[Records from a collection]

____________________

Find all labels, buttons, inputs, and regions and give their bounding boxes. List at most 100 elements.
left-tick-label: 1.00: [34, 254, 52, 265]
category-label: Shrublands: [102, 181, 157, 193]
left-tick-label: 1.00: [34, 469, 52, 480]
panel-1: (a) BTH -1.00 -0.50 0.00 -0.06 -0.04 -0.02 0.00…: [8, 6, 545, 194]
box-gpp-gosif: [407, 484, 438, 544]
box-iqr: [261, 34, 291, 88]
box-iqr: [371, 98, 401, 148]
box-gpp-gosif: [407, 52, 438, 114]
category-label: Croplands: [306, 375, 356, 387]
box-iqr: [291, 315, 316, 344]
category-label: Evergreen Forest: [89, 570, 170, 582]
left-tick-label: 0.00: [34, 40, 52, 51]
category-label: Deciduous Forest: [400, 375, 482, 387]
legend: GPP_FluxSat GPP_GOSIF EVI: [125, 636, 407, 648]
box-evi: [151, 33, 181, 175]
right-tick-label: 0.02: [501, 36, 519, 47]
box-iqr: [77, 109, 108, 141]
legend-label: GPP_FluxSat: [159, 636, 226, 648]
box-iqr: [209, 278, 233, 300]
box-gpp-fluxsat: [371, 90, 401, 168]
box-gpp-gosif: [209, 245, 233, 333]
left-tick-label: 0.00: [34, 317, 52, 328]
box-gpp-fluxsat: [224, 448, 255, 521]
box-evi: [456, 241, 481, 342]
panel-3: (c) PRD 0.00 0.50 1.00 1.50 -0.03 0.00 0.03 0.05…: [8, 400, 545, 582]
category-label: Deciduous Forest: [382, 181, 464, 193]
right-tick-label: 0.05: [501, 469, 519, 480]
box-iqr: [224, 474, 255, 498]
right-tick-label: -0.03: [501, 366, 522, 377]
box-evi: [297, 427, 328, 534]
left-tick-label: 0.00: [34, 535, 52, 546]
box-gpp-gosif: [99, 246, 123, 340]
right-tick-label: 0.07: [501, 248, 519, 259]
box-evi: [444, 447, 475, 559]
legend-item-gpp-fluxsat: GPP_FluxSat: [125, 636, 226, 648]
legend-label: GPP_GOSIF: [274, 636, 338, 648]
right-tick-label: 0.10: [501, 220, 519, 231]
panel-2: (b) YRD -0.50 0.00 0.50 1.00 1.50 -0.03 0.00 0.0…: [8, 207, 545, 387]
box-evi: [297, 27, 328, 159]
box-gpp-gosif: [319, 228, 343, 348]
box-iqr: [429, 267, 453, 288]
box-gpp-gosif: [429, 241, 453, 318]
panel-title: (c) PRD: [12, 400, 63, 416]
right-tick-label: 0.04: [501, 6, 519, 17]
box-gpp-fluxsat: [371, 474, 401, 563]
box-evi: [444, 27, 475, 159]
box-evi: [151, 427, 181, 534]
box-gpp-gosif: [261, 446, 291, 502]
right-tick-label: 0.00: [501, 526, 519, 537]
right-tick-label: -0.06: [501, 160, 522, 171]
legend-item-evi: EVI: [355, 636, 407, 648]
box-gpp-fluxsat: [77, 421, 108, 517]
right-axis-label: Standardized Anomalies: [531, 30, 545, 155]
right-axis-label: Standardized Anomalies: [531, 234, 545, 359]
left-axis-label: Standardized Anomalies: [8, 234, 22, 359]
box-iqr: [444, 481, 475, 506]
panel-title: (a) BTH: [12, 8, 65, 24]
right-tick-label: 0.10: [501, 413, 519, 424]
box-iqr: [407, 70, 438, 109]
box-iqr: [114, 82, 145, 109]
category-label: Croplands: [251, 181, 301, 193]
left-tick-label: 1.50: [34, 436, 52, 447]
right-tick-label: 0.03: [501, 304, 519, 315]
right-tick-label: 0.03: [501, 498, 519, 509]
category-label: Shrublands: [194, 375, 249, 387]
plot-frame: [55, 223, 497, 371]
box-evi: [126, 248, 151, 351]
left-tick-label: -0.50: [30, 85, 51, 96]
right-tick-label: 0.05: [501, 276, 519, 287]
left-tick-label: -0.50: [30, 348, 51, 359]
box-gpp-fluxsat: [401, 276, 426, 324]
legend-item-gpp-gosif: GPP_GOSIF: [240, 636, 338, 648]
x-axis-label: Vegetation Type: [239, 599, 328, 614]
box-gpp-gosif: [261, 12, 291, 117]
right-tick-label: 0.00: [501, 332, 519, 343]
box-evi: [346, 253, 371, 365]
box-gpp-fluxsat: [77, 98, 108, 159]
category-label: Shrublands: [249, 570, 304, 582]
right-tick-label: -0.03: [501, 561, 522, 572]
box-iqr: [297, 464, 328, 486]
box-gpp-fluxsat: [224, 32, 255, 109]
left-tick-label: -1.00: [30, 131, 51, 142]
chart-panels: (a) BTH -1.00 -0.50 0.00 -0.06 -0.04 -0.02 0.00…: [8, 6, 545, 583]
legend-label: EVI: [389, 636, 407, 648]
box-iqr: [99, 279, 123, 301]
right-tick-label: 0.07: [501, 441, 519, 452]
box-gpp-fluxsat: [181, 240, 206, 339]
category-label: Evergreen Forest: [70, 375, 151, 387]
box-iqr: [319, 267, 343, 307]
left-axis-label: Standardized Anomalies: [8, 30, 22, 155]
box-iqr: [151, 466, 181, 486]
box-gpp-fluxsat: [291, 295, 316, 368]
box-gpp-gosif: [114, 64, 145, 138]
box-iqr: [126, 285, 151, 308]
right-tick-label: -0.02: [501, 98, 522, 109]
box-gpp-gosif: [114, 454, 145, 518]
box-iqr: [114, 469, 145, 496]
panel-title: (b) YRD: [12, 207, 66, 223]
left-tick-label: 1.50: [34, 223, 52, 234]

____________________

GIVEN INSTRUCTION:
Update the lines from the first one through the line containing "right-tick-label: 0.04: [501, 6, 519, 17]" by changing "category-label" to "group-label", leaving everything else unchanged.

SOLUTION FOR THIS TASK:
Find all labels, buttons, inputs, and regions and give their bounding boxes. List at most 100 elements.
left-tick-label: 1.00: [34, 254, 52, 265]
group-label: Shrublands: [102, 181, 157, 193]
left-tick-label: 1.00: [34, 469, 52, 480]
panel-1: (a) BTH -1.00 -0.50 0.00 -0.06 -0.04 -0.02 0.00…: [8, 6, 545, 194]
box-gpp-gosif: [407, 484, 438, 544]
box-iqr: [261, 34, 291, 88]
box-iqr: [371, 98, 401, 148]
box-gpp-gosif: [407, 52, 438, 114]
group-label: Croplands: [306, 375, 356, 387]
box-iqr: [291, 315, 316, 344]
group-label: Evergreen Forest: [89, 570, 170, 582]
left-tick-label: 0.00: [34, 40, 52, 51]
group-label: Deciduous Forest: [400, 375, 482, 387]
legend: GPP_FluxSat GPP_GOSIF EVI: [125, 636, 407, 648]
box-evi: [151, 33, 181, 175]
right-tick-label: 0.02: [501, 36, 519, 47]
box-iqr: [77, 109, 108, 141]
legend-label: GPP_FluxSat: [159, 636, 226, 648]
box-iqr: [209, 278, 233, 300]
box-gpp-fluxsat: [371, 90, 401, 168]
box-gpp-gosif: [209, 245, 233, 333]
left-tick-label: 0.00: [34, 317, 52, 328]
box-gpp-fluxsat: [224, 448, 255, 521]
box-evi: [456, 241, 481, 342]
panel-3: (c) PRD 0.00 0.50 1.00 1.50 -0.03 0.00 0.03 0.05…: [8, 400, 545, 582]
group-label: Deciduous Forest: [382, 181, 464, 193]
right-tick-label: 0.05: [501, 469, 519, 480]
box-iqr: [224, 474, 255, 498]
right-tick-label: -0.03: [501, 366, 522, 377]
box-evi: [297, 427, 328, 534]
left-tick-label: 0.00: [34, 535, 52, 546]
box-gpp-gosif: [99, 246, 123, 340]
right-tick-label: 0.07: [501, 248, 519, 259]
box-evi: [444, 447, 475, 559]
legend-item-gpp-fluxsat: GPP_FluxSat: [125, 636, 226, 648]
legend-label: GPP_GOSIF: [274, 636, 338, 648]
right-tick-label: 0.10: [501, 220, 519, 231]
panel-2: (b) YRD -0.50 0.00 0.50 1.00 1.50 -0.03 0.00 0.0…: [8, 207, 545, 387]
box-evi: [297, 27, 328, 159]
box-gpp-gosif: [319, 228, 343, 348]
box-iqr: [429, 267, 453, 288]
box-gpp-gosif: [429, 241, 453, 318]
panel-title: (c) PRD: [12, 400, 63, 416]
right-tick-label: 0.04: [501, 6, 519, 17]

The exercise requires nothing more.